Work out how many lines hold "page". Give the number and nothing else.

## Task inputs
===

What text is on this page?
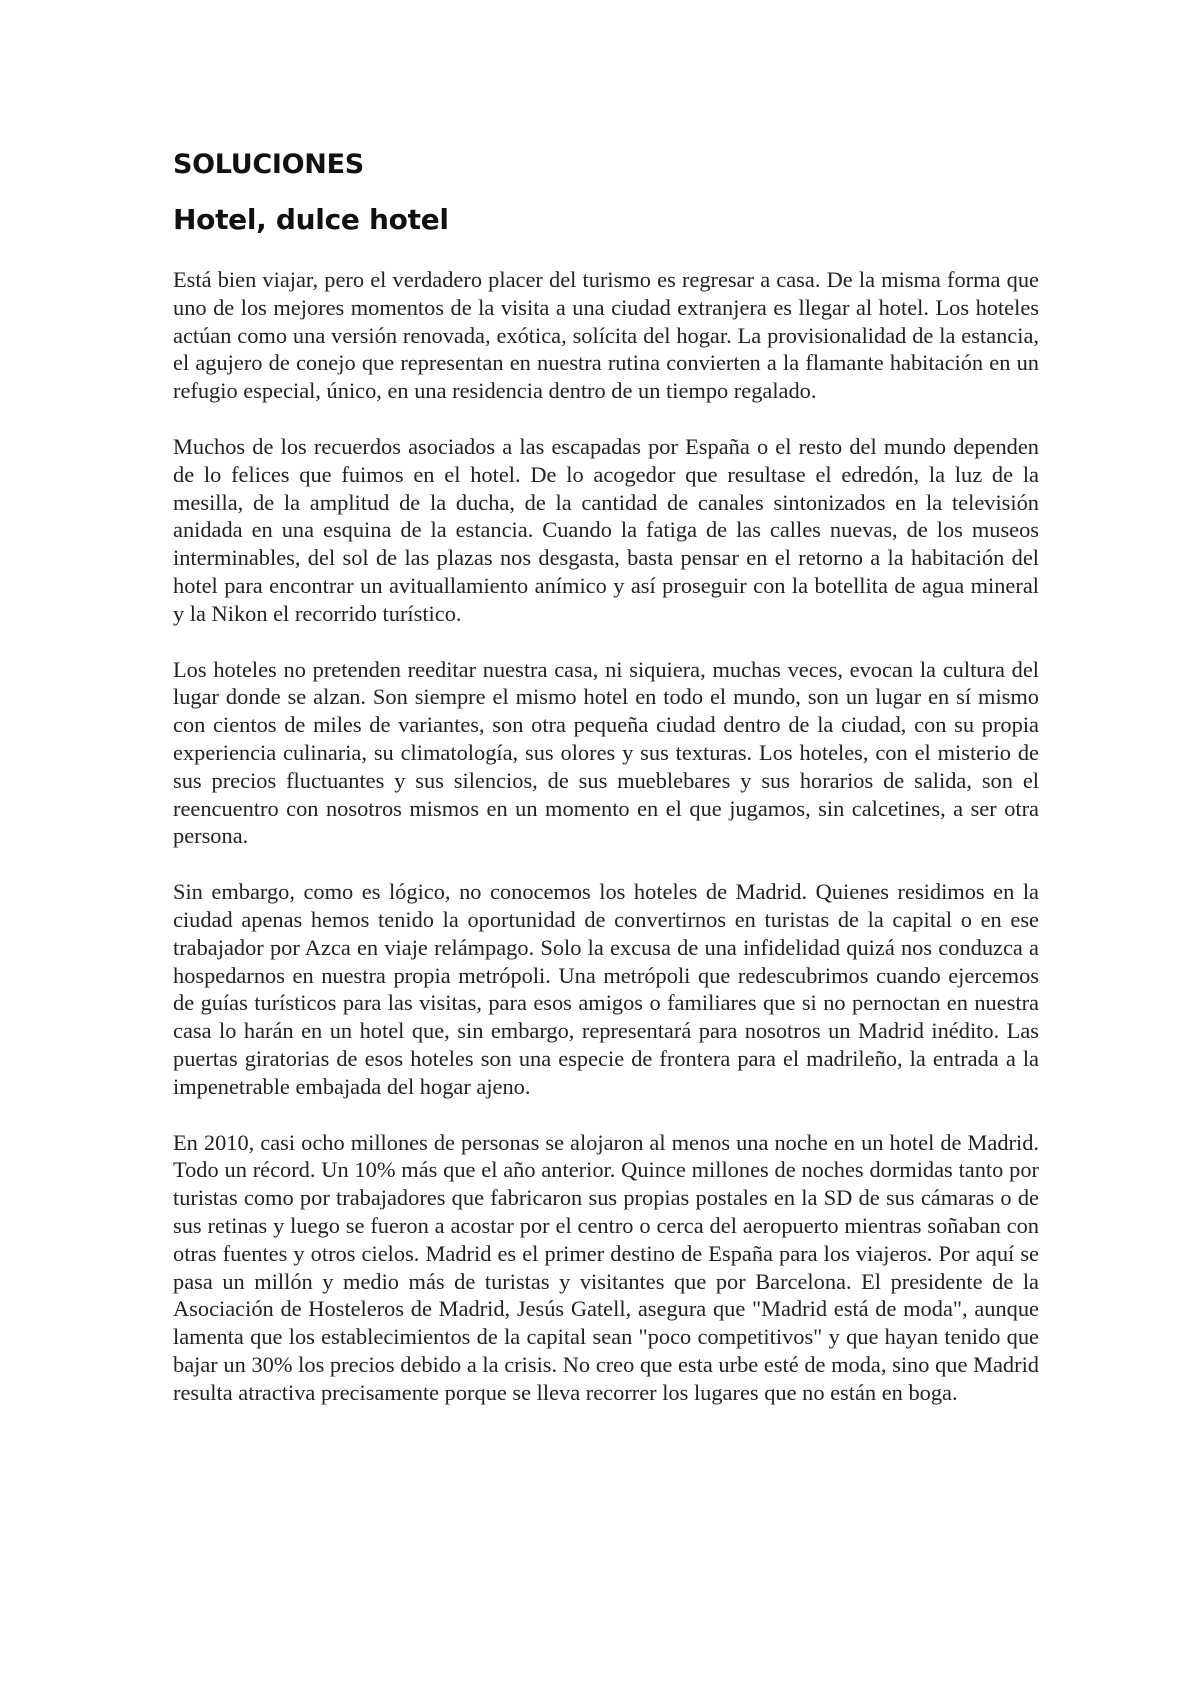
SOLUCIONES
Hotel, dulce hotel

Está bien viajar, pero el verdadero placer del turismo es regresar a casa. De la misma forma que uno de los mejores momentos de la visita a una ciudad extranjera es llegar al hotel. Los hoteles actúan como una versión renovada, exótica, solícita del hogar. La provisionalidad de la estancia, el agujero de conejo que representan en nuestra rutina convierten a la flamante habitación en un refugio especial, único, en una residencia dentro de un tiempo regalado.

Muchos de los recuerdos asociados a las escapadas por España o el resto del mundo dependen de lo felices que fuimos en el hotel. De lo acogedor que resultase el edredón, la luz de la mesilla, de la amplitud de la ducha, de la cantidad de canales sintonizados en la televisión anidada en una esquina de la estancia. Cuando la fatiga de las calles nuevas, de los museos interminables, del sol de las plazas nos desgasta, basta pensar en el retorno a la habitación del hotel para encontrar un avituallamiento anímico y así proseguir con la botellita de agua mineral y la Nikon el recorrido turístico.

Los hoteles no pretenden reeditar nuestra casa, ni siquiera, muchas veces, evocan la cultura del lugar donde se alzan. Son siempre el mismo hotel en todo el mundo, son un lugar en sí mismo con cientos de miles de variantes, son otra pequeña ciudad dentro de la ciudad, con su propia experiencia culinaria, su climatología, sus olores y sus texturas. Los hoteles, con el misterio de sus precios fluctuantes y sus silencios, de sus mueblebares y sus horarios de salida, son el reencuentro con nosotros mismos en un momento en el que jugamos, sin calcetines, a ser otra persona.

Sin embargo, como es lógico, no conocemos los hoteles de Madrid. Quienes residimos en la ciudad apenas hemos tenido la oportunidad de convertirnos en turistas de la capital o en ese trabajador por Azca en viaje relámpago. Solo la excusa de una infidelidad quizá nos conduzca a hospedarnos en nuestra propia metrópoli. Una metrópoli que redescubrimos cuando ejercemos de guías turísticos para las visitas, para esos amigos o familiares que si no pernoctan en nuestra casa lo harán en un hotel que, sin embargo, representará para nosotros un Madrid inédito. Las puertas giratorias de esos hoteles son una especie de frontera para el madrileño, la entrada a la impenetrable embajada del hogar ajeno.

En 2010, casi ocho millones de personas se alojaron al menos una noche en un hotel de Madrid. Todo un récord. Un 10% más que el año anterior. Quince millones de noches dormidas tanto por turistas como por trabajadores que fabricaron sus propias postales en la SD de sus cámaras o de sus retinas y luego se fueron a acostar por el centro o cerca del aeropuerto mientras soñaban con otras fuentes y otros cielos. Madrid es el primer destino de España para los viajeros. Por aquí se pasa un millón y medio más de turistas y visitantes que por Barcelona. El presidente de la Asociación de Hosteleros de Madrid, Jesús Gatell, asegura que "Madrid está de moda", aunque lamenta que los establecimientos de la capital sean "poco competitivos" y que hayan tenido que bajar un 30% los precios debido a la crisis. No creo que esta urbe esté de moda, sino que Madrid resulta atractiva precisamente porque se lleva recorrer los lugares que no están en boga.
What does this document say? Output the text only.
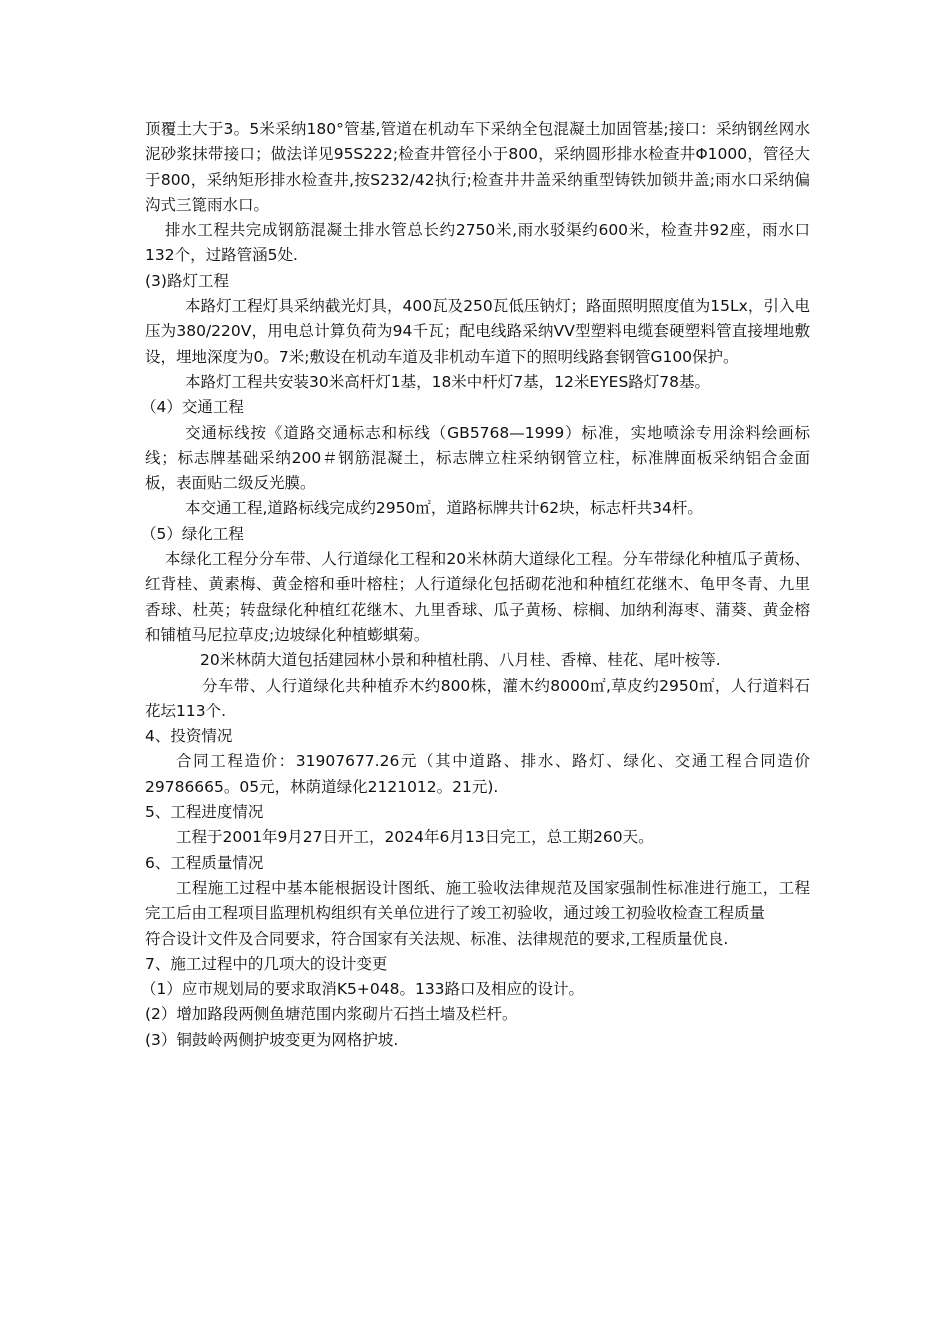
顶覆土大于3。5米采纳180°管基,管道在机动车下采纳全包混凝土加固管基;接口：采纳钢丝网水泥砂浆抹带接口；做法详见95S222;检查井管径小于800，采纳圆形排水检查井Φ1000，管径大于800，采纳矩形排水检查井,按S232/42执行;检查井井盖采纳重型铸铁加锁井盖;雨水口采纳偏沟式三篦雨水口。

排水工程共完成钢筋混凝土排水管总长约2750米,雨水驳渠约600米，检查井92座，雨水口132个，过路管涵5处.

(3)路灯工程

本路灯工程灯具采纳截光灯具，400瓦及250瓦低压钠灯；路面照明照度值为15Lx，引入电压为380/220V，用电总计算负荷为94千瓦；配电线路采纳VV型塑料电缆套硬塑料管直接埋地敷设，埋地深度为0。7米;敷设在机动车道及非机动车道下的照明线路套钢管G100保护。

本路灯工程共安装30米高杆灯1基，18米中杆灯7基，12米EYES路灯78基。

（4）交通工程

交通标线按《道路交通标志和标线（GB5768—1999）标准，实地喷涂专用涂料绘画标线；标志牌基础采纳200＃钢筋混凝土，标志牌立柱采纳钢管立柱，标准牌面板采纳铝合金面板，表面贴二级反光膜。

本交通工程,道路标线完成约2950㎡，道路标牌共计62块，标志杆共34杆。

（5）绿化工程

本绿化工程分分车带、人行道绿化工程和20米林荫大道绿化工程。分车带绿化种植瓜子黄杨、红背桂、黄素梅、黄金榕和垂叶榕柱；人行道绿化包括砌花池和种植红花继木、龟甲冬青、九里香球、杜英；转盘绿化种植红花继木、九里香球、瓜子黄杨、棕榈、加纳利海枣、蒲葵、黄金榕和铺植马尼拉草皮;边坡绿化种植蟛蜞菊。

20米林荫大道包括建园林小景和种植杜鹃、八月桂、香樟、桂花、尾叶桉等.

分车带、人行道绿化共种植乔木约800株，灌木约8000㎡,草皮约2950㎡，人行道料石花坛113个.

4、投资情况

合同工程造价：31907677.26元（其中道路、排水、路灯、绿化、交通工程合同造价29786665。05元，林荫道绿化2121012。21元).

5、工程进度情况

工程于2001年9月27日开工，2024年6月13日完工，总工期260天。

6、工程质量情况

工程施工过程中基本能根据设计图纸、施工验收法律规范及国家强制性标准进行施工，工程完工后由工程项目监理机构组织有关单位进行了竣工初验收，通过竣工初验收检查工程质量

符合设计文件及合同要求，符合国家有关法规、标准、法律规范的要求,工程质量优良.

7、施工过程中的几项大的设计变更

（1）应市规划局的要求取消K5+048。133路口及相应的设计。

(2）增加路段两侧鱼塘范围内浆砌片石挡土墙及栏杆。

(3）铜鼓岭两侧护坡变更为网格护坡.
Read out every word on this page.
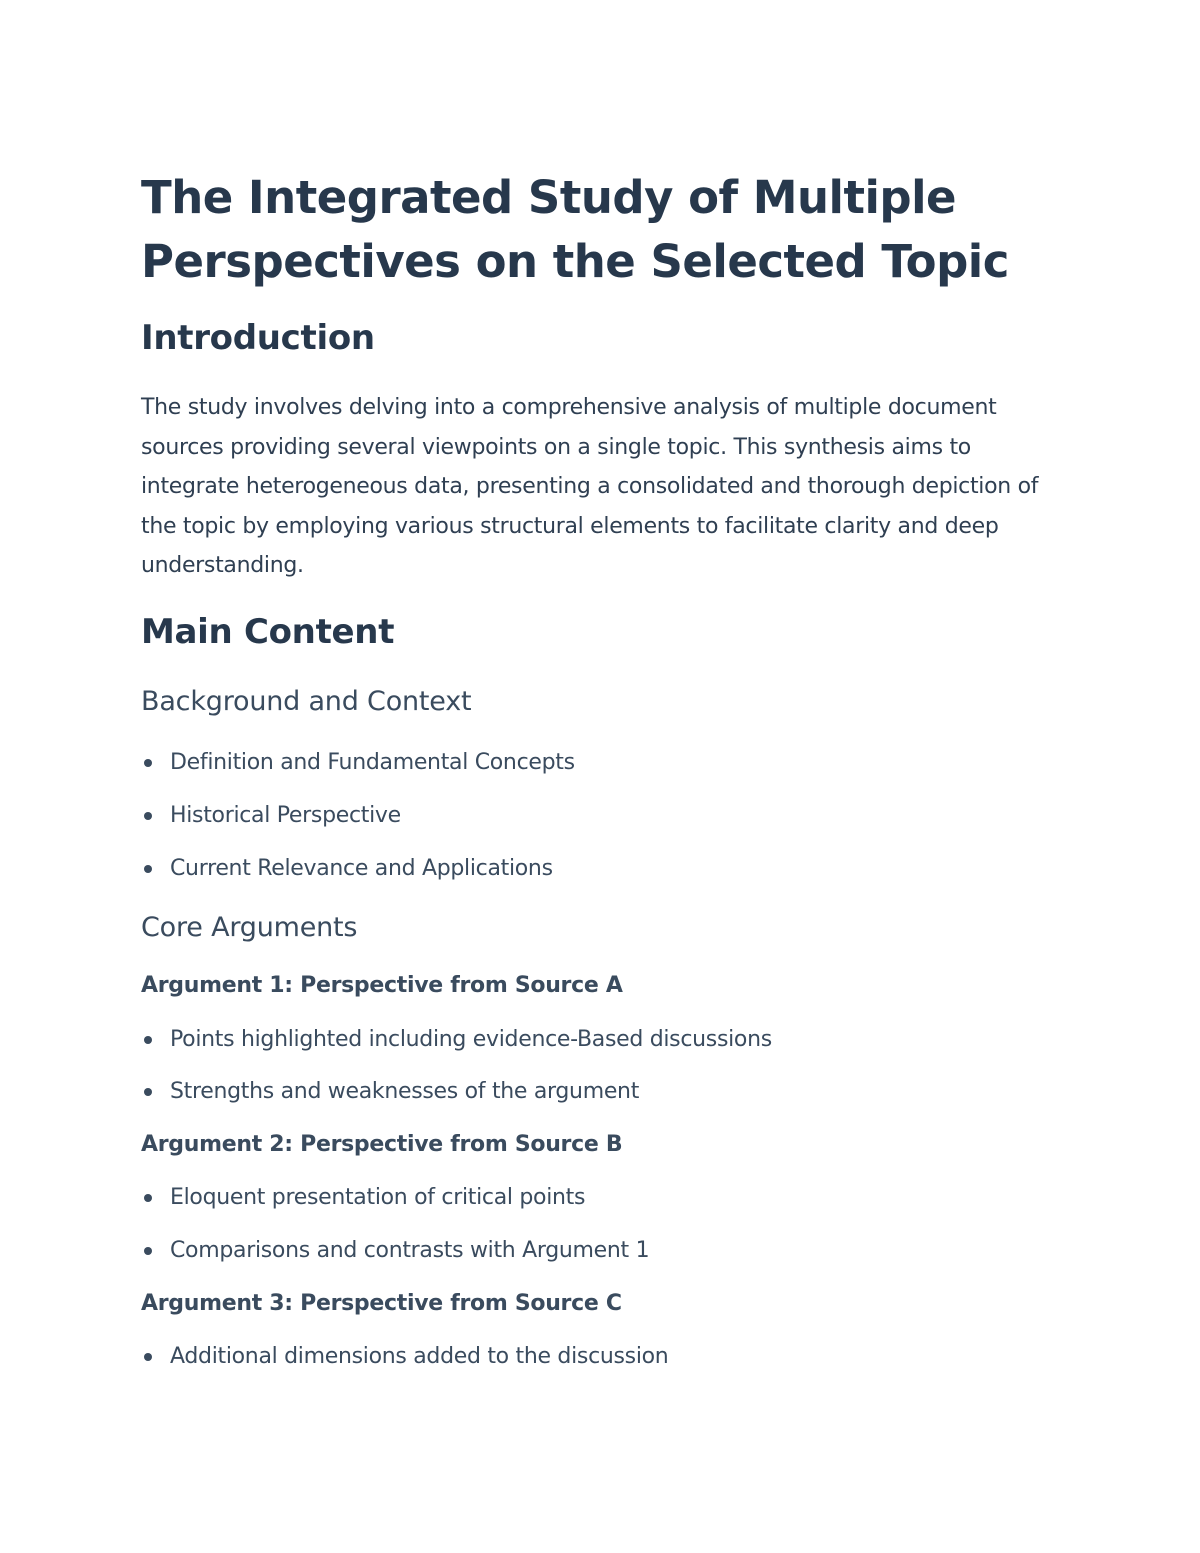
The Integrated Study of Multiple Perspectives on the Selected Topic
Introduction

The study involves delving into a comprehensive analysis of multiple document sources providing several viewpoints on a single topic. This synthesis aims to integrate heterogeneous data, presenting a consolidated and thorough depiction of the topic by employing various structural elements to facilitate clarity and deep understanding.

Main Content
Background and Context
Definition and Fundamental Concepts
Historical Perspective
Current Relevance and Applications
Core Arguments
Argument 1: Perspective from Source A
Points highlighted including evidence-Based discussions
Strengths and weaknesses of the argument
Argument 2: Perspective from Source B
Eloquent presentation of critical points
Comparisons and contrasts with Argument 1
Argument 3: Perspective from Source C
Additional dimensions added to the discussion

===

## Exercise answer
2